Exercise task = Where a line contains the word "title", copy that line.

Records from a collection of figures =
◇ ◇ ◇ ◇ ◇ ◇ ◇

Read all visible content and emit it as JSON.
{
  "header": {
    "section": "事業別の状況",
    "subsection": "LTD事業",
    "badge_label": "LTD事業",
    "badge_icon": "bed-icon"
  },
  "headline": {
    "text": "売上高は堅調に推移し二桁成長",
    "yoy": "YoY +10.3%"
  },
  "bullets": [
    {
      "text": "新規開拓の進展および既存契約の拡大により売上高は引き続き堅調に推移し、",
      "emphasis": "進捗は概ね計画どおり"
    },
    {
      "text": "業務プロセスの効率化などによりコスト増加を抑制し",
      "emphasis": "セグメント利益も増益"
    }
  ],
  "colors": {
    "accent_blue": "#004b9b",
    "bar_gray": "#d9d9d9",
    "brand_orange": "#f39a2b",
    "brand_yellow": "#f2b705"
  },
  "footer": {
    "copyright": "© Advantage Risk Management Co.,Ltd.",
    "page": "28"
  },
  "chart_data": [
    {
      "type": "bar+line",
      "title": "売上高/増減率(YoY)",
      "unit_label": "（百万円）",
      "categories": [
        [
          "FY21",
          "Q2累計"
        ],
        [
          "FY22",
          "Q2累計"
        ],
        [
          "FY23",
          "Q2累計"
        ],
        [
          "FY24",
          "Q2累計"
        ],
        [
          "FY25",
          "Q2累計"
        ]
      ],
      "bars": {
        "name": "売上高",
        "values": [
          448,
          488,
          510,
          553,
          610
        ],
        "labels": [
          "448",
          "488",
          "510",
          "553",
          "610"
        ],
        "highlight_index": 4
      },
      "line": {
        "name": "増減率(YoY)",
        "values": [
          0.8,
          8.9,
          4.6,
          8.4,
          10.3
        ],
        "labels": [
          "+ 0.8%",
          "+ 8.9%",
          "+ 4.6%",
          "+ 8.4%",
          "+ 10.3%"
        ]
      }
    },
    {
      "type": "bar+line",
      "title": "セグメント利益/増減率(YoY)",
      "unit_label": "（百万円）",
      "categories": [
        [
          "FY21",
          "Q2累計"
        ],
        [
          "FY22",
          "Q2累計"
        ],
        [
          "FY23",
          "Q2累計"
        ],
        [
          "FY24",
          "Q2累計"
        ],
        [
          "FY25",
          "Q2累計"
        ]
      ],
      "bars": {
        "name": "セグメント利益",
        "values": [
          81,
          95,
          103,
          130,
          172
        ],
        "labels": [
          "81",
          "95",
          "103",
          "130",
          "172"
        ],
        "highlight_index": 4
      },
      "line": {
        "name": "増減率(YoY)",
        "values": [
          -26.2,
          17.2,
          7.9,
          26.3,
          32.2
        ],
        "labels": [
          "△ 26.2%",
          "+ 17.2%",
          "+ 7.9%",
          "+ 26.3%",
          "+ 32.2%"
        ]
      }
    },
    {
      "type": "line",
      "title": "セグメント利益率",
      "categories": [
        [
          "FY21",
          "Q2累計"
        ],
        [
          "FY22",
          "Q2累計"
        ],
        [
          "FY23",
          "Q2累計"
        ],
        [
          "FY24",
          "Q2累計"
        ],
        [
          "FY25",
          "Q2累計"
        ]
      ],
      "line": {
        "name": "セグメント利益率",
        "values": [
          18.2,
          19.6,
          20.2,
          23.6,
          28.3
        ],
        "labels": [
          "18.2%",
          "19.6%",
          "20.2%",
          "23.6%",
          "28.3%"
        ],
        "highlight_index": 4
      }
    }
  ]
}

◇ ◇ ◇ ◇ ◇ ◇ ◇

Final answer =
      "title": "売上高/増減率(YoY)",
      "title": "セグメント利益/増減率(YoY)",
      "title": "セグメント利益率",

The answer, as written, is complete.